La Réconciliation des compagnons
Agricol Perdiguier, dit Avignonnais la Vertu
La Réconciliation des compagnons
Auteur : DORLÉANS
Lieu de conservation : musée des Civilisations de l’Europe et de la Méditerranée (Mucem, Marseille)
site web
Date de création : après 1848
Date représentée : 21 mars 1848
H. : 43 cm
L. : 53 cm
lithographie coloriée imprimée par Becquet et éditée par Perdiguier
Domaine : Estampes-Gravures
© RMN - Grand Palais (Mucem) / Jean-Gilles Berizzi
04-509651 / 1962.68.1
Le refondateur du compagnonnage
Date de publication : Février 2021
Auteur : Alexandre SUMPF
Le propagandiste en chef
Agricol Perdiguier (1805-1875) est sans aucun doute le compagnon du devoir (de liberté) le plus connu des historiens. Né dans le Vaucluse alors que la France entre dans la première industrialisation, décédé à Paris alors que rugit la seconde industrialisation, le menuisier autodidacte s’est institué très tôt historien d’une communauté remise en cause par l’essor du mouvement ouvrier et les mutations du travail industriel.
Dans sa jeunesse, il accomplit deux tours de France entre 1823 et 1828, étant reçu compagnon en 1824 comme Avignonnais la Vertu. Il se fait très tôt l’apôtre de la réconciliation des quelque deux cent mille compagnons de France, devenus frères ennemis après une scission en 1804.
Depuis sa propre librairie, non content de publier Le Livre du compagnonnage (1840), Mémoires d’un compagnon (1854-1855) et Question vitale sur le compagnonnage et la classe ouvrière (1863), il compose des chansons pour le tour de France et écrit également une pièce de théâtre intitulée Les Gavots et les Dévoirants ou la Réconciliation des compagnons (1862). Ces œuvres lui valent l’intérêt d’écrivains comme Victor Hugo et surtout George Sand, qui modèle sur lui le héros de son roman Le Compagnon du tour de France (1840).
Habile communicant, il participe lui-même à la diffusion de son image : selon le conservateur du musée de Chantilly Jacques Kuhnmunch, Louis Berten aurait copié avec plus ou moins de précision l’un des autoportraits dessinés par Perdiguier. De lui, on sait seulement qu’il s’agit d’un compagnon connu sous le nom de Parisien la Branche du Compas.

→ **CONSIGNES**:
(a) Dites, s'il vous plaît, si chaque affirmation concorde avec le texte sur Agricol Perdiguier, en répondant oui ou non et en citant les mots décisifs du texte : (i) Perdiguier fut reçu compagnon en 1824 sous le nom d'Avignonnais la Vertu ; (ii) Perdiguier accomplit trois tours de France ; (iii) George Sand s'inspira de lui pour le héros d'un de ses romans.
(b) Recopiez le passage du texte sur Agricol Perdiguier qui commence par « Dans sa jeunesse, il » et s'arrête après « scission en 1804. », en substituant « rivaux » à « frères ennemis ».

→ **DONNÉES ENREGISTRÉES**:
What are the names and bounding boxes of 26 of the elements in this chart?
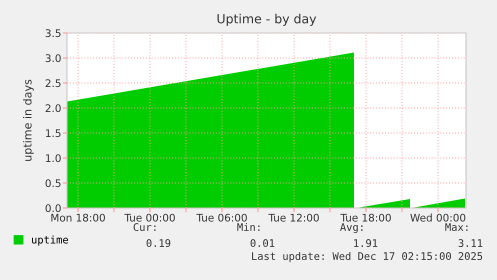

→ **LISTE DES RÉPONSES**:
(a)
(i) Oui : « étant reçu compagnon en 1824 comme Avignonnais la Vertu ».
(ii) Non : « il accomplit deux tours de France entre 1823 et 1828 ».
(iii) Oui : « George Sand, qui modèle sur lui le héros de son roman Le Compagnon du tour de France (1840) ».

(b)
Dans sa jeunesse, il accomplit deux tours de France entre 1823 et 1828, étant reçu compagnon en 1824 comme Avignonnais la Vertu. Il se fait très tôt l’apôtre de la réconciliation des quelque deux cent mille compagnons de France, devenus rivaux après une scission en 1804.